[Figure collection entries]
○ ○ ○ ○ ○ ○ ○
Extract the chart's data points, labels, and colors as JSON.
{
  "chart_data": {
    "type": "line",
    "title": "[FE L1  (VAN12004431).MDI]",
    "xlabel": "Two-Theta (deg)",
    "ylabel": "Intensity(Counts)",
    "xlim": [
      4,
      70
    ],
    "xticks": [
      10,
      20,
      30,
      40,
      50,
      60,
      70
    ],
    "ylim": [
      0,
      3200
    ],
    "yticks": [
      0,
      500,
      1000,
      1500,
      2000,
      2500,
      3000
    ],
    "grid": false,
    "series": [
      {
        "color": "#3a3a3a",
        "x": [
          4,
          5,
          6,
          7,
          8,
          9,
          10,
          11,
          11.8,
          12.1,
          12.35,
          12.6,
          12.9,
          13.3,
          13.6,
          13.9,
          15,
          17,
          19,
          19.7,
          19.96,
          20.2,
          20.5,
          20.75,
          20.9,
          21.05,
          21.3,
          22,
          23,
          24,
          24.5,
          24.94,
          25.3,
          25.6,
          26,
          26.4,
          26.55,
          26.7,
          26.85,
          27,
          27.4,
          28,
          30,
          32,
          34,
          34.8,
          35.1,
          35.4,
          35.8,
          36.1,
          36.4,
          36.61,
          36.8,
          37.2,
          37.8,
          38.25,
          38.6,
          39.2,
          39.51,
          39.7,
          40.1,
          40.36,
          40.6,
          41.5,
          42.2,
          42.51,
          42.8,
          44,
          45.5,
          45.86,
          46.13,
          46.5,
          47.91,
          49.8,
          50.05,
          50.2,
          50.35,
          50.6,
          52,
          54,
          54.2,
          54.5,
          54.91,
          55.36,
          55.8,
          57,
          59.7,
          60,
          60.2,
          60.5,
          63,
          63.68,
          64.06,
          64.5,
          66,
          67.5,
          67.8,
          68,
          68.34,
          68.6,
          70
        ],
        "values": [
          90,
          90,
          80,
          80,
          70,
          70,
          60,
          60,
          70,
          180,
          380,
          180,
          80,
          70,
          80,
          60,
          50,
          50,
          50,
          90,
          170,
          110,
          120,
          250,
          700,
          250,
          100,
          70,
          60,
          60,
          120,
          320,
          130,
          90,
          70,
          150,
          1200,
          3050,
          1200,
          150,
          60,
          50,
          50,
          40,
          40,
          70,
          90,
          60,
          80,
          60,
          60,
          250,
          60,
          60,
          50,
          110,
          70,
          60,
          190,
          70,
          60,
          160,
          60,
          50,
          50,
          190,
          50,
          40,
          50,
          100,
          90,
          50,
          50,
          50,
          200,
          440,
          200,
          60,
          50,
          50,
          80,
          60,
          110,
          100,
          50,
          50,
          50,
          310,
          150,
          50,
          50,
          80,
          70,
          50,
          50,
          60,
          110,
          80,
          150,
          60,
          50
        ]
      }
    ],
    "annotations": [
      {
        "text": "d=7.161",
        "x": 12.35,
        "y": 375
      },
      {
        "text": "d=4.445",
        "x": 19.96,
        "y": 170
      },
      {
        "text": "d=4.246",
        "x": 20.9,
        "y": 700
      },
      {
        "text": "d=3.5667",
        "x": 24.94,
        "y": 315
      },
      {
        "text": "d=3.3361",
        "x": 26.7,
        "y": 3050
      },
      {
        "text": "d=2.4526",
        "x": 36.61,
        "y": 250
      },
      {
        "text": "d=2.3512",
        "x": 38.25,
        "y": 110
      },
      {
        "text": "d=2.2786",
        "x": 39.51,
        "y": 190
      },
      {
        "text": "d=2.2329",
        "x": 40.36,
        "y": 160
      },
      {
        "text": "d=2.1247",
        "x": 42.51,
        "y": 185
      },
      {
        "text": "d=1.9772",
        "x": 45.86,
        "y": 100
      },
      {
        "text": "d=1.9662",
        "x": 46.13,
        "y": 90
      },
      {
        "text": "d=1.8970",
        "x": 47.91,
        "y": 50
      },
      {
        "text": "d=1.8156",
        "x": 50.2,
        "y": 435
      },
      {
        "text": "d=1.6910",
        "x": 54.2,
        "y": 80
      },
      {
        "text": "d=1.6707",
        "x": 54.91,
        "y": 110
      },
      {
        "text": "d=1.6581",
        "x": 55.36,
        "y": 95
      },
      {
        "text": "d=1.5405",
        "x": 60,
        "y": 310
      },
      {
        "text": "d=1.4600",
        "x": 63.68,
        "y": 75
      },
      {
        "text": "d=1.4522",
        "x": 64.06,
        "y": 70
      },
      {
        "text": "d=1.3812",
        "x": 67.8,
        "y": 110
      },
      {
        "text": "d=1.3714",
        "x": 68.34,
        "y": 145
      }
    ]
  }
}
○ ○ ○ ○ ○ ○ ○
» **WORK TO BE COMPLETED**:
Emit the full listing verbatim.

» **ANSWER IN FULL**:
Extract the chart's data points, labels, and colors as JSON.
{
  "chart_data": {
    "type": "line",
    "title": "[FE L1  (VAN12004431).MDI]",
    "xlabel": "Two-Theta (deg)",
    "ylabel": "Intensity(Counts)",
    "xlim": [
      4,
      70
    ],
    "xticks": [
      10,
      20,
      30,
      40,
      50,
      60,
      70
    ],
    "ylim": [
      0,
      3200
    ],
    "yticks": [
      0,
      500,
      1000,
      1500,
      2000,
      2500,
      3000
    ],
    "grid": false,
    "series": [
      {
        "color": "#3a3a3a",
        "x": [
          4,
          5,
          6,
          7,
          8,
          9,
          10,
          11,
          11.8,
          12.1,
          12.35,
          12.6,
          12.9,
          13.3,
          13.6,
          13.9,
          15,
          17,
          19,
          19.7,
          19.96,
          20.2,
          20.5,
          20.75,
          20.9,
          21.05,
          21.3,
          22,
          23,
          24,
          24.5,
          24.94,
          25.3,
          25.6,
          26,
          26.4,
          26.55,
          26.7,
          26.85,
          27,
          27.4,
          28,
          30,
          32,
          34,
          34.8,
          35.1,
          35.4,
          35.8,
          36.1,
          36.4,
          36.61,
          36.8,
          37.2,
          37.8,
          38.25,
          38.6,
          39.2,
          39.51,
          39.7,
          40.1,
          40.36,
          40.6,
          41.5,
          42.2,
          42.51,
          42.8,
          44,
          45.5,
          45.86,
          46.13,
          46.5,
          47.91,
          49.8,
          50.05,
          50.2,
          50.35,
          50.6,
          52,
          54,
          54.2,
          54.5,
          54.91,
          55.36,
          55.8,
          57,
          59.7,
          60,
          60.2,
          60.5,
          63,
          63.68,
          64.06,
          64.5,
          66,
          67.5,
          67.8,
          68,
          68.34,
          68.6,
          70
        ],
        "values": [
          90,
          90,
          80,
          80,
          70,
          70,
          60,
          60,
          70,
          180,
          380,
          180,
          80,
          70,
          80,
          60,
          50,
          50,
          50,
          90,
          170,
          110,
          120,
          250,
          700,
          250,
          100,
          70,
          60,
          60,
          120,
          320,
          130,
          90,
          70,
          150,
          1200,
          3050,
          1200,
          150,
          60,
          50,
          50,
          40,
          40,
          70,
          90,
          60,
          80,
          60,
          60,
          250,
          60,
          60,
          50,
          110,
          70,
          60,
          190,
          70,
          60,
          160,
          60,
          50,
          50,
          190,
          50,
          40,
          50,
          100,
          90,
          50,
          50,
          50,
          200,
          440,
          200,
          60,
          50,
          50,
          80,
          60,
          110,
          100,
          50,
          50,
          50,
          310,
          150,
          50,
          50,
          80,
          70,
          50,
          50,
          60,
          110,
          80,
          150,
          60,
          50
        ]
      }
    ],
    "annotations": [
      {
        "text": "d=7.161",
        "x": 12.35,
        "y": 375
      },
      {
        "text": "d=4.445",
        "x": 19.96,
        "y": 170
      },
      {
        "text": "d=4.246",
        "x": 20.9,
        "y": 700
      },
      {
        "text": "d=3.5667",
        "x": 24.94,
        "y": 315
      },
      {
        "text": "d=3.3361",
        "x": 26.7,
        "y": 3050
      },
      {
        "text": "d=2.4526",
        "x": 36.61,
        "y": 250
      },
      {
        "text": "d=2.3512",
        "x": 38.25,
        "y": 110
      },
      {
        "text": "d=2.2786",
        "x": 39.51,
        "y": 190
      },
      {
        "text": "d=2.2329",
        "x": 40.36,
        "y": 160
      },
      {
        "text": "d=2.1247",
        "x": 42.51,
        "y": 185
      },
      {
        "text": "d=1.9772",
        "x": 45.86,
        "y": 100
      },
      {
        "text": "d=1.9662",
        "x": 46.13,
        "y": 90
      },
      {
        "text": "d=1.8970",
        "x": 47.91,
        "y": 50
      },
      {
        "text": "d=1.8156",
        "x": 50.2,
        "y": 435
      },
      {
        "text": "d=1.6910",
        "x": 54.2,
        "y": 80
      },
      {
        "text": "d=1.6707",
        "x": 54.91,
        "y": 110
      },
      {
        "text": "d=1.6581",
        "x": 55.36,
        "y": 95
      },
      {
        "text": "d=1.5405",
        "x": 60,
        "y": 310
      },
      {
        "text": "d=1.4600",
        "x": 63.68,
        "y": 75
      },
      {
        "text": "d=1.4522",
        "x": 64.06,
        "y": 70
      },
      {
        "text": "d=1.3812",
        "x": 67.8,
        "y": 110
      },
      {
        "text": "d=1.3714",
        "x": 68.34,
        "y": 145
      }
    ]
  }
}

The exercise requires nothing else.